Your task = Could every line of the data be printed exactly as it reads?

— START —

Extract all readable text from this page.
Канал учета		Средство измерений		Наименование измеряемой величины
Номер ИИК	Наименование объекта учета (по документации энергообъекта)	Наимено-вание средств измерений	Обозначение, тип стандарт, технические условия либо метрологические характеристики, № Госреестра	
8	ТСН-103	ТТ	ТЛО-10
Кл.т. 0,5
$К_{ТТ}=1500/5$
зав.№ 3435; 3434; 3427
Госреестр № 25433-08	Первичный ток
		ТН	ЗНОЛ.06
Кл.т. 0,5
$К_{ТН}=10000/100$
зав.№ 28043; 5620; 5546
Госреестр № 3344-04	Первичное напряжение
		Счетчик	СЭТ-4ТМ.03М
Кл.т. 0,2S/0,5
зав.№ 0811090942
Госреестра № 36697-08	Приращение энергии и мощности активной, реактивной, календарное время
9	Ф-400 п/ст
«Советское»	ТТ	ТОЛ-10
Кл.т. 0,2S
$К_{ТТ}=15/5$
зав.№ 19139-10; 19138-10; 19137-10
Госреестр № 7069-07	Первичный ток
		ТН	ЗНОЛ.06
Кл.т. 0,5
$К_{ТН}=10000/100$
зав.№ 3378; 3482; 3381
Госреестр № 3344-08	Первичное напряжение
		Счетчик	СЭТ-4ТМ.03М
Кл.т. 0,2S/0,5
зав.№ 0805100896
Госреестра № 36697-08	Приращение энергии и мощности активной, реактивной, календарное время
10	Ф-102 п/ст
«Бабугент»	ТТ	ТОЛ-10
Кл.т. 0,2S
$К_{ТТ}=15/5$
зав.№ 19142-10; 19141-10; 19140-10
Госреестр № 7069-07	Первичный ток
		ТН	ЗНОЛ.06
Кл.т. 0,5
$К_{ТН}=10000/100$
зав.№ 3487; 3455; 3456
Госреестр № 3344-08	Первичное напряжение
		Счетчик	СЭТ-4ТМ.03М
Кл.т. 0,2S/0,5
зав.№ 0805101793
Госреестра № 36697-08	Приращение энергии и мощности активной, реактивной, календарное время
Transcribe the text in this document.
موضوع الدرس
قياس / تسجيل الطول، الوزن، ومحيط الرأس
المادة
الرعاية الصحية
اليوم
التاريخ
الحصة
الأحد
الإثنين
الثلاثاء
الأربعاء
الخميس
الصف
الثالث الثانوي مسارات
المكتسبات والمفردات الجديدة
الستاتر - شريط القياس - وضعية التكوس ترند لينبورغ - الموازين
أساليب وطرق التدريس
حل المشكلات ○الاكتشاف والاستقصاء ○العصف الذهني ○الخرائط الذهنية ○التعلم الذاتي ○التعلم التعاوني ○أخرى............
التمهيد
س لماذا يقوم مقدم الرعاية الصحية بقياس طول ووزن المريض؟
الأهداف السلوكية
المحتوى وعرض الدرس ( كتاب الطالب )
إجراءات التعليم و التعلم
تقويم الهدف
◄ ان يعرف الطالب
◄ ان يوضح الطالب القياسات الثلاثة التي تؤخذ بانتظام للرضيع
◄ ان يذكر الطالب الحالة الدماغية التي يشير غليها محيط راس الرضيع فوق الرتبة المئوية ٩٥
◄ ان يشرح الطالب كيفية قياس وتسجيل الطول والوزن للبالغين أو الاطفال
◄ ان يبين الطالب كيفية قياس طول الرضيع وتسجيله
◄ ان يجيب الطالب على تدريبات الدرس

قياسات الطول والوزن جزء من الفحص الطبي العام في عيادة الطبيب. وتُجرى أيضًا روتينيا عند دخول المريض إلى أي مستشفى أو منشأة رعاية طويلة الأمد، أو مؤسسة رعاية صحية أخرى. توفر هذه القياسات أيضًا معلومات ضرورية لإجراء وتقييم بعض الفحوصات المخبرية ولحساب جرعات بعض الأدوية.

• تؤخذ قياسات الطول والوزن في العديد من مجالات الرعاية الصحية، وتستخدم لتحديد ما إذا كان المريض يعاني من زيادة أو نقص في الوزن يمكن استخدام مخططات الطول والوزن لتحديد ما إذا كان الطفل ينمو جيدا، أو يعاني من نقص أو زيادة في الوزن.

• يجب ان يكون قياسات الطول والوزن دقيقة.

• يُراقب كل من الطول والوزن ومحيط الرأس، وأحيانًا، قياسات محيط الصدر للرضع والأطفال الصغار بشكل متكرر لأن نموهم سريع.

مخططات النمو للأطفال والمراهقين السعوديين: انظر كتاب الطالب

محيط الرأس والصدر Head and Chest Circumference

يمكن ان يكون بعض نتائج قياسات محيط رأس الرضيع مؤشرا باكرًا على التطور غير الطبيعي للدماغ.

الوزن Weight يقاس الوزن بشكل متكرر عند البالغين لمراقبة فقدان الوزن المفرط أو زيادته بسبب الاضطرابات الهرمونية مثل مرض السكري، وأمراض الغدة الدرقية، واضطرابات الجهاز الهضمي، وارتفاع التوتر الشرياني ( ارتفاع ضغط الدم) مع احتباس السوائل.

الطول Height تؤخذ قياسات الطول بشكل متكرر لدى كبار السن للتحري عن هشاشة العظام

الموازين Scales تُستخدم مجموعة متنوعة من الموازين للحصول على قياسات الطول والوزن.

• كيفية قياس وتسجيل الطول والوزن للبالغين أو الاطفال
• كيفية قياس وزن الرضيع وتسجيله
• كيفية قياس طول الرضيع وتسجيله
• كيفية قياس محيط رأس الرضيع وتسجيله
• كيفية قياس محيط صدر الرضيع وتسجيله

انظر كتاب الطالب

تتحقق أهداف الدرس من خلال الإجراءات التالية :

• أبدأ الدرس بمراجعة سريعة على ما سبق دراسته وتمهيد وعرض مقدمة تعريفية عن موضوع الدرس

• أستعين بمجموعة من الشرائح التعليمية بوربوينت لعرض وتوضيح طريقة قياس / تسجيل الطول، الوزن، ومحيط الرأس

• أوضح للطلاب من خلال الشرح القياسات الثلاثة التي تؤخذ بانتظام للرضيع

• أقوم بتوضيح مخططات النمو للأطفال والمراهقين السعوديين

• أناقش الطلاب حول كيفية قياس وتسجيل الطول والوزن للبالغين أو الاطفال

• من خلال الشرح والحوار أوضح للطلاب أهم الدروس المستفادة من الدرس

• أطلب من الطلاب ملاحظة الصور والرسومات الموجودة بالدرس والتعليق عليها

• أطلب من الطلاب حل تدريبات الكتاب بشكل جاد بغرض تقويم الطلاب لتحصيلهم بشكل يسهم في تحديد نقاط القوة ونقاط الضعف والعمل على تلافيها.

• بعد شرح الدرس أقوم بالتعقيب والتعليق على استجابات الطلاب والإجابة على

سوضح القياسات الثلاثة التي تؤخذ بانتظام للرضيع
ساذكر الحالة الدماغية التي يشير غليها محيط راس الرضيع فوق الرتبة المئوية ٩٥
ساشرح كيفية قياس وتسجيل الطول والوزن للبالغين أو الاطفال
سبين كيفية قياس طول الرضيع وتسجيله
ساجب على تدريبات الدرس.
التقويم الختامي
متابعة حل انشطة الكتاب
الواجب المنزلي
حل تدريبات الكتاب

— END —

Answer for this exercise =
Extract all readable text from this page.
Канал учета		Средство измерений		Наименование измеряемой величины
Номер ИИК	Наименование объекта учета (по документации энергообъекта)	Наимено-вание средств измерений	Обозначение, тип стандарт, технические условия либо метрологические характеристики, № Госреестра	
8	ТСН-103	ТТ	ТЛО-10
Кл.т. 0,5
$К_{ТТ}=1500/5$
зав.№ 3435; 3434; 3427
Госреестр № 25433-08	Первичный ток
		ТН	ЗНОЛ.06
Кл.т. 0,5
$К_{ТН}=10000/100$
зав.№ 28043; 5620; 5546
Госреестр № 3344-04	Первичное напряжение
		Счетчик	СЭТ-4ТМ.03М
Кл.т. 0,2S/0,5
зав.№ 0811090942
Госреестра № 36697-08	Приращение энергии и мощности активной, реактивной, календарное время
9	Ф-400 п/ст
«Советское»	ТТ	ТОЛ-10
Кл.т. 0,2S
$К_{ТТ}=15/5$
зав.№ 19139-10; 19138-10; 19137-10
Госреестр № 7069-07	Первичный ток
		ТН	ЗНОЛ.06
Кл.т. 0,5
$К_{ТН}=10000/100$
зав.№ 3378; 3482; 3381
Госреестр № 3344-08	Первичное напряжение
		Счетчик	СЭТ-4ТМ.03М
Кл.т. 0,2S/0,5
зав.№ 0805100896
Госреестра № 36697-08	Приращение энергии и мощности активной, реактивной, календарное время
10	Ф-102 п/ст
«Бабугент»	ТТ	ТОЛ-10
Кл.т. 0,2S
$К_{ТТ}=15/5$
зав.№ 19142-10; 19141-10; 19140-10
Госреестр № 7069-07	Первичный ток
		ТН	ЗНОЛ.06
Кл.т. 0,5
$К_{ТН}=10000/100$
зав.№ 3487; 3455; 3456
Госреестр № 3344-08	Первичное напряжение
		Счетчик	СЭТ-4ТМ.03М
Кл.т. 0,2S/0,5
зав.№ 0805101793
Госреестра № 36697-08	Приращение энергии и мощности активной, реактивной, календарное время
Transcribe the text in this document.
موضوع الدرس
قياس / تسجيل الطول، الوزن، ومحيط الرأس
المادة
الرعاية الصحية
اليوم
التاريخ
الحصة
الأحد
الإثنين
الثلاثاء
الأربعاء
الخميس
الصف
الثالث الثانوي مسارات
المكتسبات والمفردات الجديدة
الستاتر - شريط القياس - وضعية التكوس ترند لينبورغ - الموازين
أساليب وطرق التدريس
حل المشكلات ○الاكتشاف والاستقصاء ○العصف الذهني ○الخرائط الذهنية ○التعلم الذاتي ○التعلم التعاوني ○أخرى............
التمهيد
س لماذا يقوم مقدم الرعاية الصحية بقياس طول ووزن المريض؟
الأهداف السلوكية
المحتوى وعرض الدرس ( كتاب الطالب )
إجراءات التعليم و التعلم
تقويم الهدف
◄ ان يعرف الطالب
◄ ان يوضح الطالب القياسات الثلاثة التي تؤخذ بانتظام للرضيع
◄ ان يذكر الطالب الحالة الدماغية التي يشير غليها محيط راس الرضيع فوق الرتبة المئوية ٩٥
◄ ان يشرح الطالب كيفية قياس وتسجيل الطول والوزن للبالغين أو الاطفال
◄ ان يبين الطالب كيفية قياس طول الرضيع وتسجيله
◄ ان يجيب الطالب على تدريبات الدرس

قياسات الطول والوزن جزء من الفحص الطبي العام في عيادة الطبيب. وتُجرى أيضًا روتينيا عند دخول المريض إلى أي مستشفى أو منشأة رعاية طويلة الأمد، أو مؤسسة رعاية صحية أخرى. توفر هذه القياسات أيضًا معلومات ضرورية لإجراء وتقييم بعض الفحوصات المخبرية ولحساب جرعات بعض الأدوية.

• تؤخذ قياسات الطول والوزن في العديد من مجالات الرعاية الصحية، وتستخدم لتحديد ما إذا كان المريض يعاني من زيادة أو نقص في الوزن يمكن استخدام مخططات الطول والوزن لتحديد ما إذا كان الطفل ينمو جيدا، أو يعاني من نقص أو زيادة في الوزن.

• يجب ان يكون قياسات الطول والوزن دقيقة.

• يُراقب كل من الطول والوزن ومحيط الرأس، وأحيانًا، قياسات محيط الصدر للرضع والأطفال الصغار بشكل متكرر لأن نموهم سريع.

مخططات النمو للأطفال والمراهقين السعوديين: انظر كتاب الطالب

محيط الرأس والصدر Head and Chest Circumference

يمكن ان يكون بعض نتائج قياسات محيط رأس الرضيع مؤشرا باكرًا على التطور غير الطبيعي للدماغ.

الوزن Weight يقاس الوزن بشكل متكرر عند البالغين لمراقبة فقدان الوزن المفرط أو زيادته بسبب الاضطرابات الهرمونية مثل مرض السكري، وأمراض الغدة الدرقية، واضطرابات الجهاز الهضمي، وارتفاع التوتر الشرياني ( ارتفاع ضغط الدم) مع احتباس السوائل.

الطول Height تؤخذ قياسات الطول بشكل متكرر لدى كبار السن للتحري عن هشاشة العظام

الموازين Scales تُستخدم مجموعة متنوعة من الموازين للحصول على قياسات الطول والوزن.

• كيفية قياس وتسجيل الطول والوزن للبالغين أو الاطفال
• كيفية قياس وزن الرضيع وتسجيله
• كيفية قياس طول الرضيع وتسجيله
• كيفية قياس محيط رأس الرضيع وتسجيله
• كيفية قياس محيط صدر الرضيع وتسجيله

انظر كتاب الطالب

تتحقق أهداف الدرس من خلال الإجراءات التالية :

• أبدأ الدرس بمراجعة سريعة على ما سبق دراسته وتمهيد وعرض مقدمة تعريفية عن موضوع الدرس

• أستعين بمجموعة من الشرائح التعليمية بوربوينت لعرض وتوضيح طريقة قياس / تسجيل الطول، الوزن، ومحيط الرأس

• أوضح للطلاب من خلال الشرح القياسات الثلاثة التي تؤخذ بانتظام للرضيع

• أقوم بتوضيح مخططات النمو للأطفال والمراهقين السعوديين

• أناقش الطلاب حول كيفية قياس وتسجيل الطول والوزن للبالغين أو الاطفال

• من خلال الشرح والحوار أوضح للطلاب أهم الدروس المستفادة من الدرس

• أطلب من الطلاب ملاحظة الصور والرسومات الموجودة بالدرس والتعليق عليها

• أطلب من الطلاب حل تدريبات الكتاب بشكل جاد بغرض تقويم الطلاب لتحصيلهم بشكل يسهم في تحديد نقاط القوة ونقاط الضعف والعمل على تلافيها.

• بعد شرح الدرس أقوم بالتعقيب والتعليق على استجابات الطلاب والإجابة على

سوضح القياسات الثلاثة التي تؤخذ بانتظام للرضيع
ساذكر الحالة الدماغية التي يشير غليها محيط راس الرضيع فوق الرتبة المئوية ٩٥
ساشرح كيفية قياس وتسجيل الطول والوزن للبالغين أو الاطفال
سبين كيفية قياس طول الرضيع وتسجيله
ساجب على تدريبات الدرس.
التقويم الختامي
متابعة حل انشطة الكتاب
الواجب المنزلي
حل تدريبات الكتاب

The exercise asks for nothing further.